Supplied records |
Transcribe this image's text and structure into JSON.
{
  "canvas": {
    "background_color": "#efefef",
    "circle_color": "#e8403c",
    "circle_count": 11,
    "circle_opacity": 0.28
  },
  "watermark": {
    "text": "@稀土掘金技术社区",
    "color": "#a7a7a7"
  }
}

Given exercise | Can you give every line above again, exactly as written?

Answer for this exercise |
Transcribe this image's text and structure into JSON.
{
  "canvas": {
    "background_color": "#efefef",
    "circle_color": "#e8403c",
    "circle_count": 11,
    "circle_opacity": 0.28
  },
  "watermark": {
    "text": "@稀土掘金技术社区",
    "color": "#a7a7a7"
  }
}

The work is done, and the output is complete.